### Your task
Write out the entries verbatim and leave the images out of the copy.

───── Provided entries ─────

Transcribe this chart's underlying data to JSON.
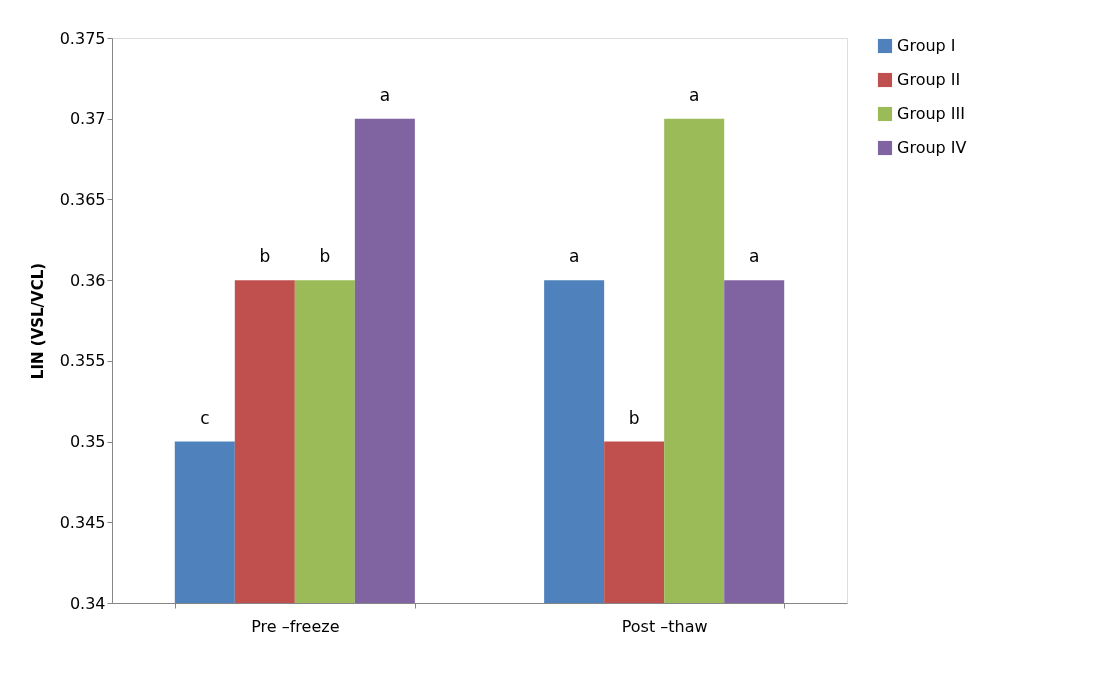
{
  "chart_data": {
    "type": "bar",
    "ylabel": "LIN (VSL/VCL)",
    "categories": [
      "Pre –freeze",
      "Post –thaw"
    ],
    "series": [
      {
        "name": "Group I",
        "color": "#4f81bd",
        "values": [
          0.35,
          0.36
        ]
      },
      {
        "name": "Group II",
        "color": "#c0504d",
        "values": [
          0.36,
          0.35
        ]
      },
      {
        "name": "Group III",
        "color": "#9bbb59",
        "values": [
          0.36,
          0.37
        ]
      },
      {
        "name": "Group IV",
        "color": "#8064a2",
        "values": [
          0.37,
          0.36
        ]
      }
    ],
    "ylim": [
      0.34,
      0.375
    ],
    "yticks": [
      0.34,
      0.345,
      0.35,
      0.355,
      0.36,
      0.365,
      0.37,
      0.375
    ],
    "grid": false,
    "legend": "right",
    "annotations": [
      "c",
      "b",
      "b",
      "a",
      "a",
      "b",
      "a",
      "a"
    ]
  }
}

─────

### Written answer
Transcribe this chart's underlying data to JSON.
{
  "chart_data": {
    "type": "bar",
    "ylabel": "LIN (VSL/VCL)",
    "categories": [
      "Pre –freeze",
      "Post –thaw"
    ],
    "series": [
      {
        "name": "Group I",
        "color": "#4f81bd",
        "values": [
          0.35,
          0.36
        ]
      },
      {
        "name": "Group II",
        "color": "#c0504d",
        "values": [
          0.36,
          0.35
        ]
      },
      {
        "name": "Group III",
        "color": "#9bbb59",
        "values": [
          0.36,
          0.37
        ]
      },
      {
        "name": "Group IV",
        "color": "#8064a2",
        "values": [
          0.37,
          0.36
        ]
      }
    ],
    "ylim": [
      0.34,
      0.375
    ],
    "yticks": [
      0.34,
      0.345,
      0.35,
      0.355,
      0.36,
      0.365,
      0.37,
      0.375
    ],
    "grid": false,
    "legend": "right",
    "annotations": [
      "c",
      "b",
      "b",
      "a",
      "a",
      "b",
      "a",
      "a"
    ]
  }
}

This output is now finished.